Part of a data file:

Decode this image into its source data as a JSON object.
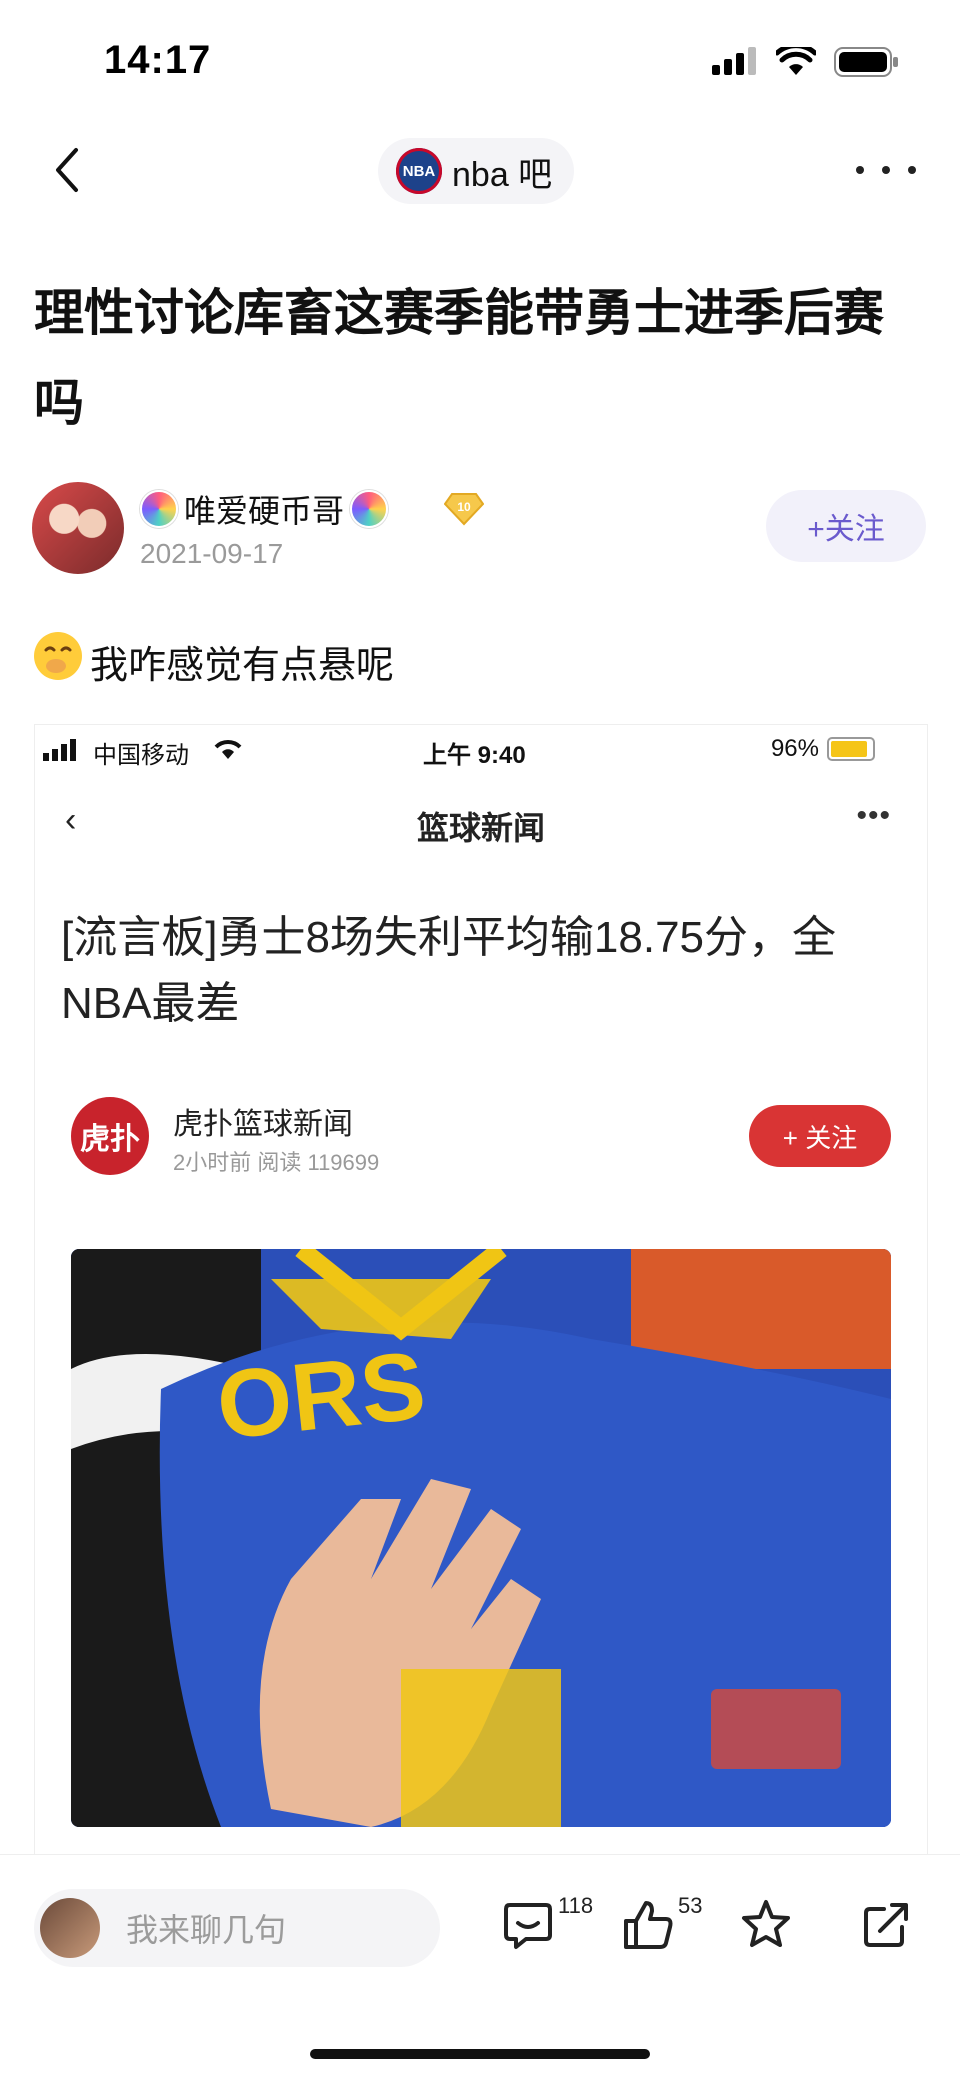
{
  "status_bar": {
    "time": "14:17"
  },
  "nav": {
    "forum_name": "nba 吧",
    "forum_logo_text": "NBA"
  },
  "post": {
    "title": "理性讨论库畜这赛季能带勇士进季后赛吗",
    "author": {
      "name": "唯爱硬币哥",
      "level": "10",
      "date": "2021-09-17"
    },
    "follow_label": "+关注",
    "body_text": "我咋感觉有点悬呢"
  },
  "embedded_screenshot": {
    "carrier": "中国移动",
    "time": "上午 9:40",
    "battery": "96%",
    "nav_title": "篮球新闻",
    "headline": "[流言板]勇士8场失利平均输18.75分，全NBA最差",
    "source_logo": "虎扑",
    "source_name": "虎扑篮球新闻",
    "source_meta": "2小时前   阅读 119699",
    "follow_label": "+ 关注",
    "photo_text": "ORS"
  },
  "bottom_bar": {
    "reply_placeholder": "我来聊几句",
    "comments": "118",
    "likes": "53"
  },
  "colors": {
    "accent": "#6a5acd",
    "hupu_red": "#d93434",
    "warriors_blue": "#2b4fb8",
    "warriors_gold": "#f0c514"
  }
}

* _The task_
Your task is to repeat the data above exactly while excluding the pictures.

* _Answer for the task_
Decode this image into its source data as a JSON object.
{
  "status_bar": {
    "time": "14:17"
  },
  "nav": {
    "forum_name": "nba 吧",
    "forum_logo_text": "NBA"
  },
  "post": {
    "title": "理性讨论库畜这赛季能带勇士进季后赛吗",
    "author": {
      "name": "唯爱硬币哥",
      "level": "10",
      "date": "2021-09-17"
    },
    "follow_label": "+关注",
    "body_text": "我咋感觉有点悬呢"
  },
  "embedded_screenshot": {
    "carrier": "中国移动",
    "time": "上午 9:40",
    "battery": "96%",
    "nav_title": "篮球新闻",
    "headline": "[流言板]勇士8场失利平均输18.75分，全NBA最差",
    "source_logo": "虎扑",
    "source_name": "虎扑篮球新闻",
    "source_meta": "2小时前   阅读 119699",
    "follow_label": "+ 关注",
    "photo_text": "ORS"
  },
  "bottom_bar": {
    "reply_placeholder": "我来聊几句",
    "comments": "118",
    "likes": "53"
  },
  "colors": {
    "accent": "#6a5acd",
    "hupu_red": "#d93434",
    "warriors_blue": "#2b4fb8",
    "warriors_gold": "#f0c514"
  }
}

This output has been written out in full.